**PROMPT:** Extract, from the listing that follows, each line containing the word "across".

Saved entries

((

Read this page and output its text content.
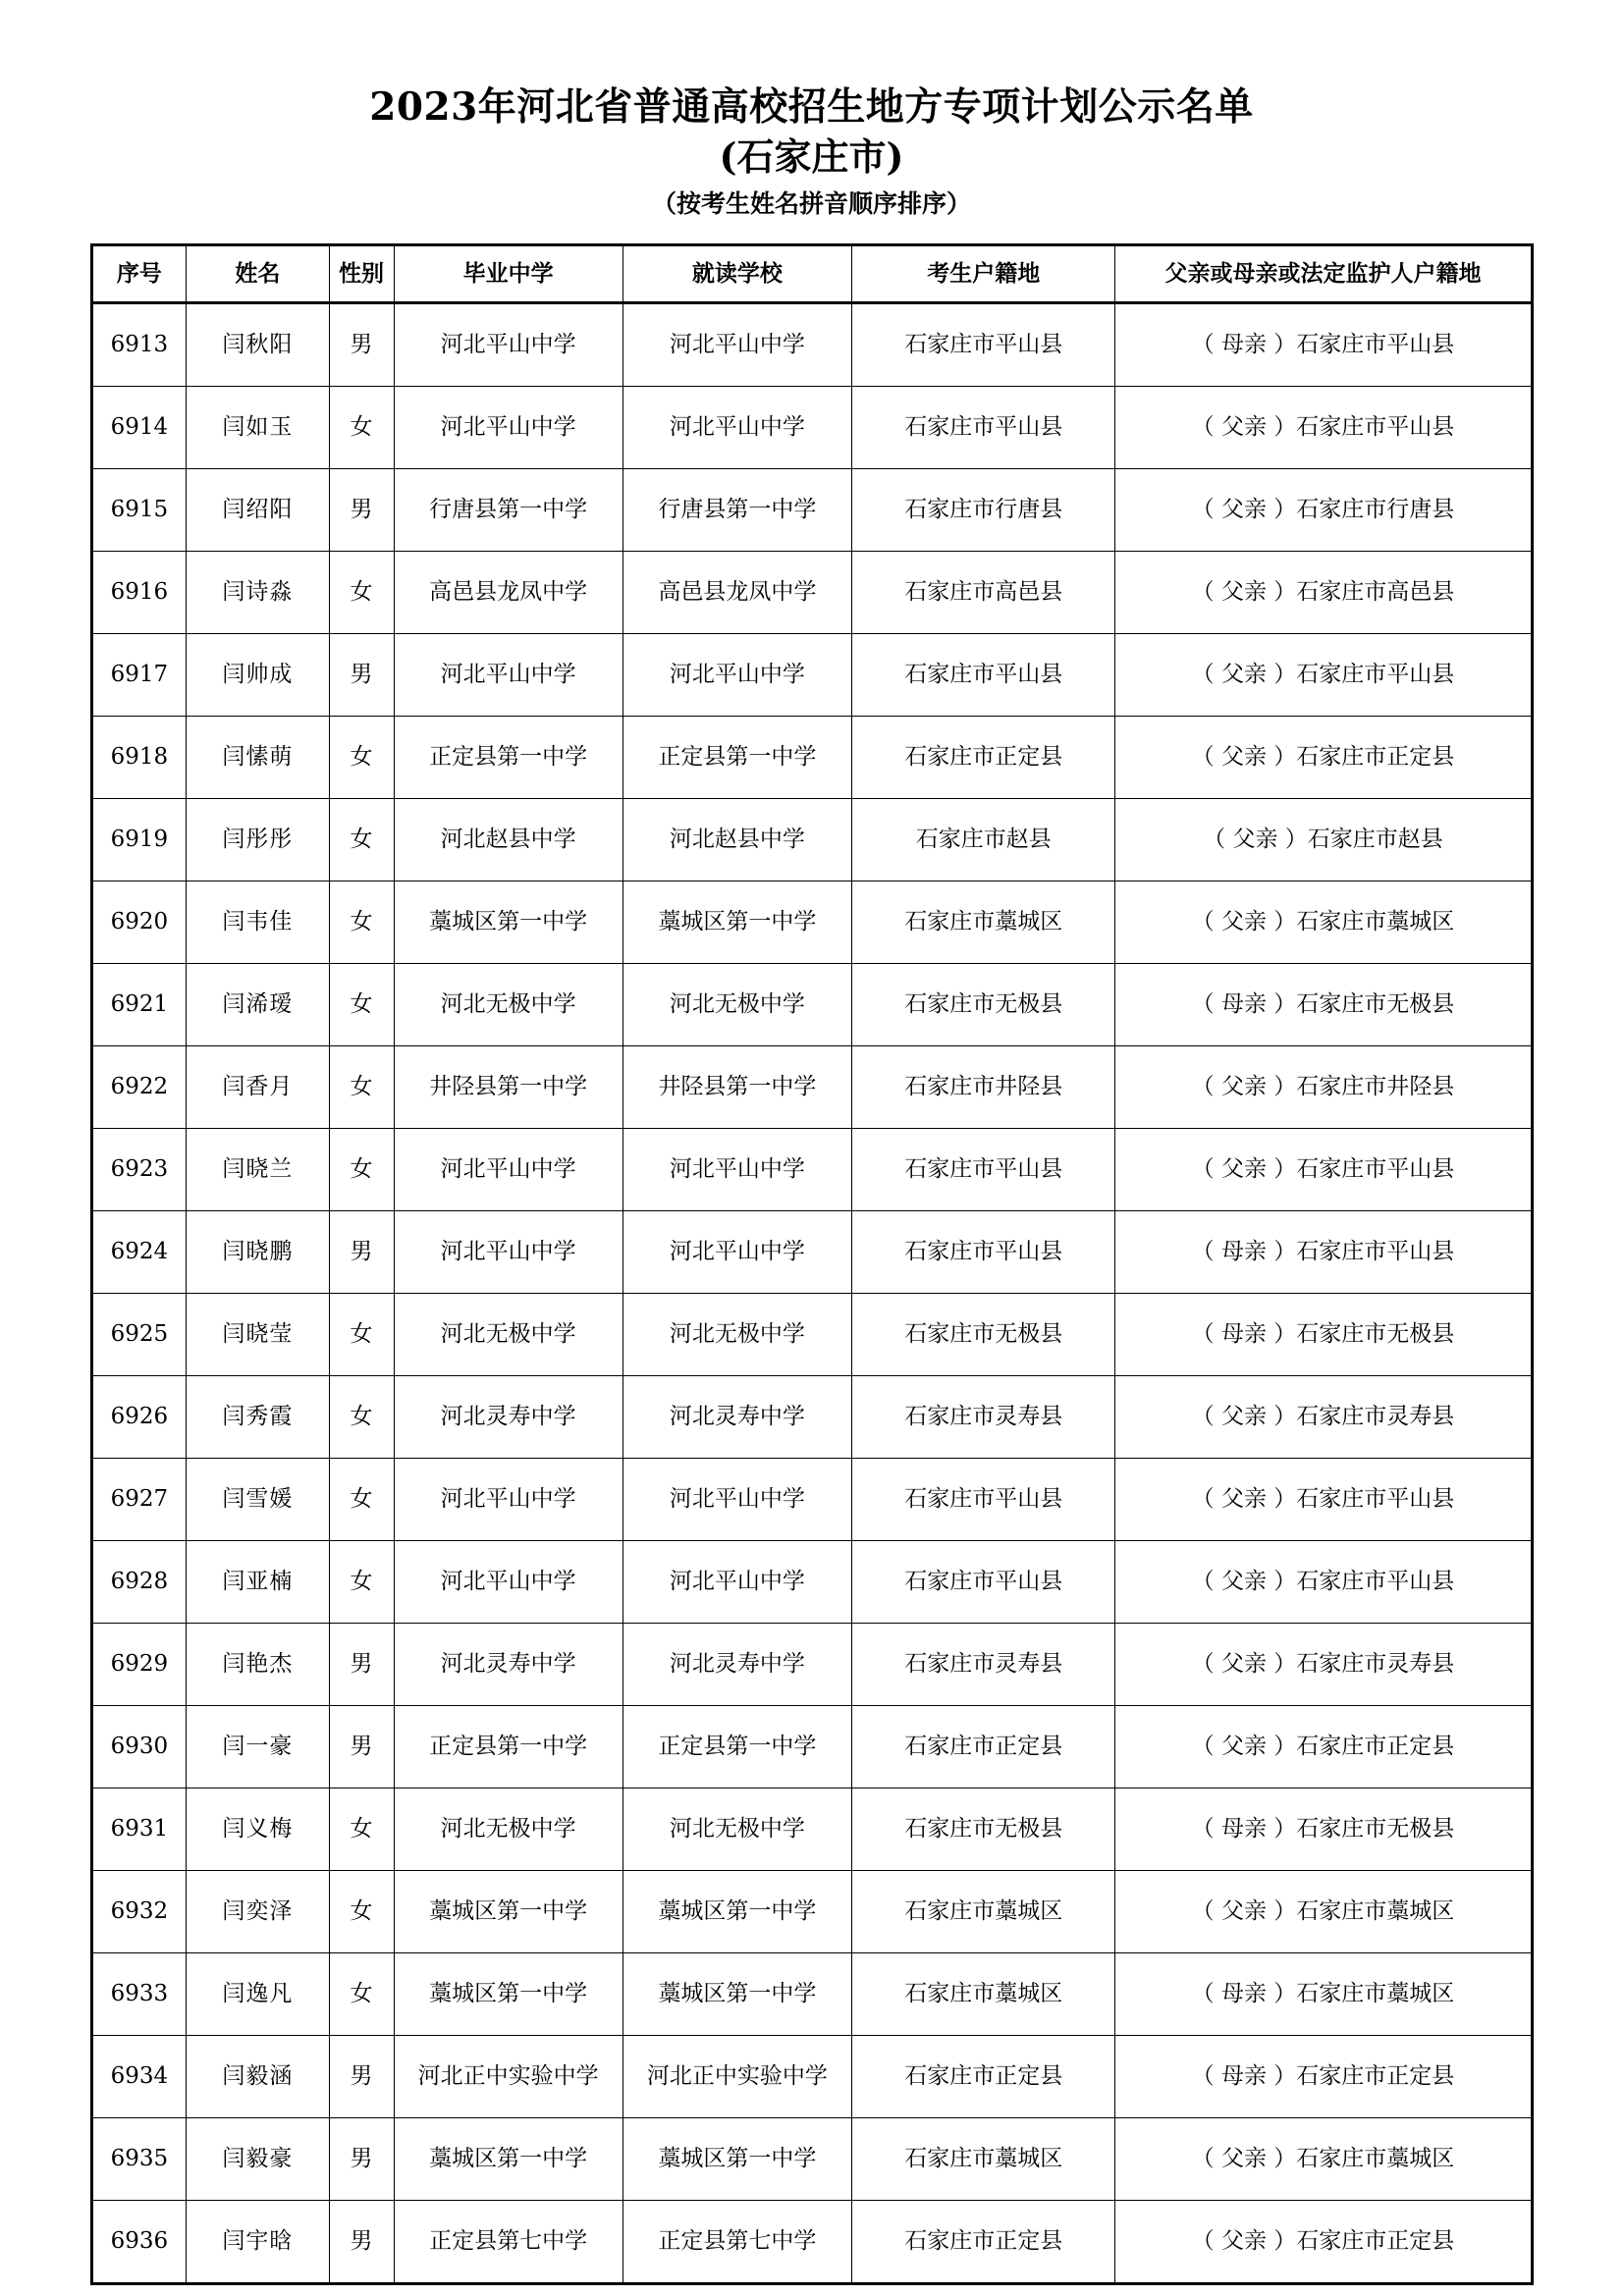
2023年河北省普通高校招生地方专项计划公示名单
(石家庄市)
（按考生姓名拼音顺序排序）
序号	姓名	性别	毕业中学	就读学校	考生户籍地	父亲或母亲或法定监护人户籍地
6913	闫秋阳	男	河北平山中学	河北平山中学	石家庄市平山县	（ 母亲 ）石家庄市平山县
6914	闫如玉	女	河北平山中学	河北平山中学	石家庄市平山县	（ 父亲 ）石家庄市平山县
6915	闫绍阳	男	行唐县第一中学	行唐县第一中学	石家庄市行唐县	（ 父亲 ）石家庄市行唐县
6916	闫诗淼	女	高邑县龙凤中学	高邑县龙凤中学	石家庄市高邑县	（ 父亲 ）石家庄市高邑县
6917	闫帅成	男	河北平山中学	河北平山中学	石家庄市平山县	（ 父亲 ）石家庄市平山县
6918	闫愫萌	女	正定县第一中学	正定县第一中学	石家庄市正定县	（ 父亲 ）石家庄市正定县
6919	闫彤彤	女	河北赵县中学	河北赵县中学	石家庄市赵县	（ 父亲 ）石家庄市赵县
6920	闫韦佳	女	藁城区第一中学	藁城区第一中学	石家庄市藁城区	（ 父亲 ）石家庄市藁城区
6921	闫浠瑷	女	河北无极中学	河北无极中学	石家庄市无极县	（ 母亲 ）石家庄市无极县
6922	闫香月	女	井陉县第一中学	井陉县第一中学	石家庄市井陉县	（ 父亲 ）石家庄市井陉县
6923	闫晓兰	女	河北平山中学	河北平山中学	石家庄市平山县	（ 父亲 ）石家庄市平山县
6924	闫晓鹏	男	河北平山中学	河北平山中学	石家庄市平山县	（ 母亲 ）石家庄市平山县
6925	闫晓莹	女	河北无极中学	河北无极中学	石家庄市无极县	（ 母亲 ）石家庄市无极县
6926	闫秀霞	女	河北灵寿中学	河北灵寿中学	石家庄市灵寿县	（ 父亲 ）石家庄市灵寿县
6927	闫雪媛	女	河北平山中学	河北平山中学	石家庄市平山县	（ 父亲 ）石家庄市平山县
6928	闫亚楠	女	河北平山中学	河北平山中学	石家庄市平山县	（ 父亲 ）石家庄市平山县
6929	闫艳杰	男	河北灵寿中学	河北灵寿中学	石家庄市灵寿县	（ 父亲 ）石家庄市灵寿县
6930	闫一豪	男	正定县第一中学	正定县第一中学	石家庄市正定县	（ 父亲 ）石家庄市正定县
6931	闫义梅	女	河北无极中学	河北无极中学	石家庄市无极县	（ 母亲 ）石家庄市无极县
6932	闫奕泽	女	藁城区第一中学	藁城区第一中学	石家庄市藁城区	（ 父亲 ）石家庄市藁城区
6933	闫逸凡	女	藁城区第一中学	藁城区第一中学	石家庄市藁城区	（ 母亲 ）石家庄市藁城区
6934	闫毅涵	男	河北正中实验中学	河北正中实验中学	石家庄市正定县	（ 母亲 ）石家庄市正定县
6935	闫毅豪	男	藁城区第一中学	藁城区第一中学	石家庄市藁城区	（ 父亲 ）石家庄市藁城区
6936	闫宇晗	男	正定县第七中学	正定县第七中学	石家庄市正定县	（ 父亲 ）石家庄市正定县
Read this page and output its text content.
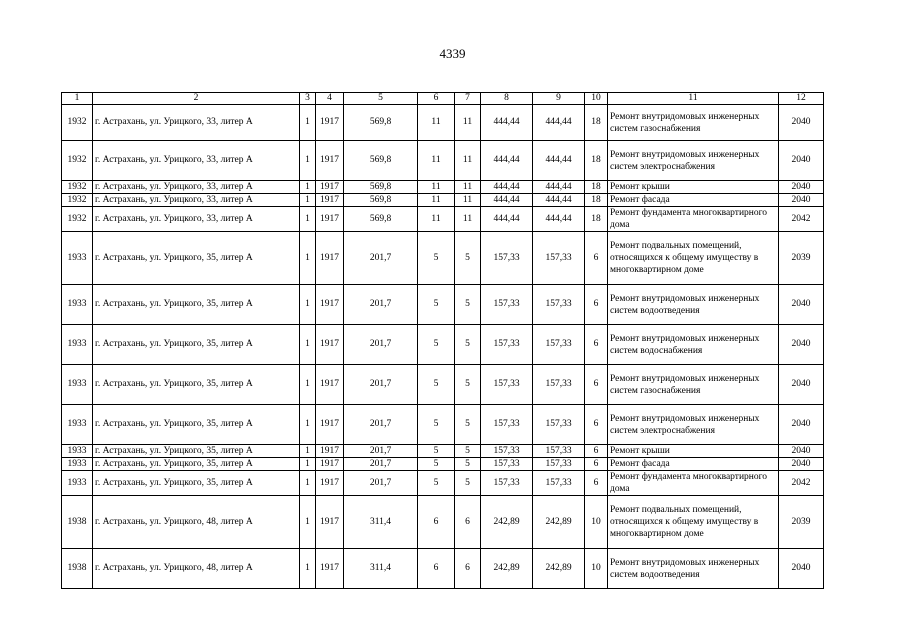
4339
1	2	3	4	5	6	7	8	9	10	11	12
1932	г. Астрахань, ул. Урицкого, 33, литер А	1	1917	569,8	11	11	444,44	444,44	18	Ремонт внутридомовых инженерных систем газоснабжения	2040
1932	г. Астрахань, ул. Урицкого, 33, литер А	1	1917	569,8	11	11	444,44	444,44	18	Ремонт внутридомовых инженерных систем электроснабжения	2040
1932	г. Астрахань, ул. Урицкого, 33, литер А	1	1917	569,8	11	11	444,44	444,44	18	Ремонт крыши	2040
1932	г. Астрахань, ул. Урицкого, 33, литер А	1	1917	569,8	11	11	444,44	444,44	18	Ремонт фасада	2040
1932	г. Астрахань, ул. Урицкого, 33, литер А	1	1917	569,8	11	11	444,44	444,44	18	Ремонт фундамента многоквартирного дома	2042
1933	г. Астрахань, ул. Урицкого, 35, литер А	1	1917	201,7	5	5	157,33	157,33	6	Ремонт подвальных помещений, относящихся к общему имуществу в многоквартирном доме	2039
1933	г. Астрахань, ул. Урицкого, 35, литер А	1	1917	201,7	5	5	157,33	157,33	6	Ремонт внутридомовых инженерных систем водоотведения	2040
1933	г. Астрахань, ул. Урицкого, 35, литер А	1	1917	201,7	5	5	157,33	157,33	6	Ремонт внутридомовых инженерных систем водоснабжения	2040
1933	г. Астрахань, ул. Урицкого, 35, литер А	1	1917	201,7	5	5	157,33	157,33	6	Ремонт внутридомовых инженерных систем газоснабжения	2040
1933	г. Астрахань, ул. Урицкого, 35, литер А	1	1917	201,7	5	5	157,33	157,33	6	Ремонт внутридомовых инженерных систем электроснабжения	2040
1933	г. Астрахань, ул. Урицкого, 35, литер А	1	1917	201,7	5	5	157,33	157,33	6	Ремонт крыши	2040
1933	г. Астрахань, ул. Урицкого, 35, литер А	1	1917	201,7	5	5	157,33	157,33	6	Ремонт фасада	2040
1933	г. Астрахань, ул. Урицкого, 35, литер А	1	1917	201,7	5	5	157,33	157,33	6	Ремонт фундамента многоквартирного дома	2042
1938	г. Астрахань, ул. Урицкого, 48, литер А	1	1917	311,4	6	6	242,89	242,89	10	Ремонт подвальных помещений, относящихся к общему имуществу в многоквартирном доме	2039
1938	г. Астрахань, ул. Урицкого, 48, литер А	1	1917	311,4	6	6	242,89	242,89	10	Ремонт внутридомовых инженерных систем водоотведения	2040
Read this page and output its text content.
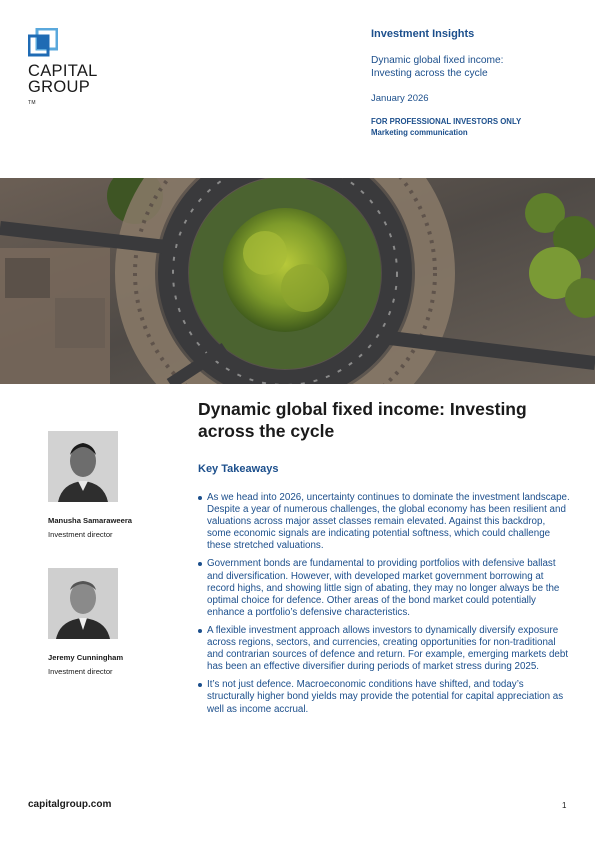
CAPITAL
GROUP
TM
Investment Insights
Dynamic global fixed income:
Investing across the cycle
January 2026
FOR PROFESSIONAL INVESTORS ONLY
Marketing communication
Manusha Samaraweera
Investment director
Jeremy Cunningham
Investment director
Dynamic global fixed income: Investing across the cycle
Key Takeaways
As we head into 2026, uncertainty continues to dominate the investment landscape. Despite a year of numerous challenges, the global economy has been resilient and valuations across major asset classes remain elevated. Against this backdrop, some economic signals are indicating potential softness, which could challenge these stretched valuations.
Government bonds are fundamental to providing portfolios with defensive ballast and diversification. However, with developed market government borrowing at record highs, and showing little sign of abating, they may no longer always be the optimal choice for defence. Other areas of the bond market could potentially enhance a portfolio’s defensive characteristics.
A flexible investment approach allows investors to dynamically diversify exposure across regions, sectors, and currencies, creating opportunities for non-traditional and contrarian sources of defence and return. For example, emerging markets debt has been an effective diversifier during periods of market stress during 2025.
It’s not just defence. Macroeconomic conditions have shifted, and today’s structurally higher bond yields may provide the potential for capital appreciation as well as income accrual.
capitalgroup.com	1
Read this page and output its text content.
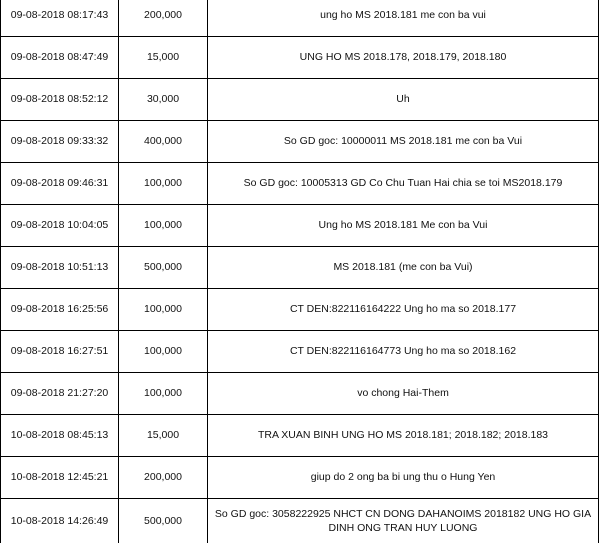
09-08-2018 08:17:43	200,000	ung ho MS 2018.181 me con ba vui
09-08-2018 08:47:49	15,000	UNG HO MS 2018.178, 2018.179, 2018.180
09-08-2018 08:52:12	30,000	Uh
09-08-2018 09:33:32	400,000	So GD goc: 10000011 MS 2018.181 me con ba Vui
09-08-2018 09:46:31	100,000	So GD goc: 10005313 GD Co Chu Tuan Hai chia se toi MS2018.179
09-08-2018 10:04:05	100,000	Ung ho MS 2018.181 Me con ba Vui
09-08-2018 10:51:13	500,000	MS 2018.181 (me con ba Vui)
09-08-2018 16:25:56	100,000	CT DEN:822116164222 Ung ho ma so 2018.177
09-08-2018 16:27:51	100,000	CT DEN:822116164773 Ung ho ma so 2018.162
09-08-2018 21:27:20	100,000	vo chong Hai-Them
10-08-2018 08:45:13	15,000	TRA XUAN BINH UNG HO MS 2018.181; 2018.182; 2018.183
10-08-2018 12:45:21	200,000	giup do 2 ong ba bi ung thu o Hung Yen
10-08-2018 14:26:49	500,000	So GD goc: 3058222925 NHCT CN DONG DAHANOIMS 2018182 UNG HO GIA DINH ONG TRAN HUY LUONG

))

**FULL SOLUTION:**
Investing across the cycle
Dynamic global fixed income: Investing across the cycle
As we head into 2026, uncertainty continues to dominate the investment landscape. Despite a year of numerous challenges, the global economy has been resilient and valuations across major asset classes remain elevated. Against this backdrop, some economic signals are indicating potential softness, which could challenge these stretched valuations.
A flexible investment approach allows investors to dynamically diversify exposure across regions, sectors, and currencies, creating opportunities for non-traditional and contrarian sources of defence and return. For example, emerging markets debt has been an effective diversifier during periods of market stress during 2025.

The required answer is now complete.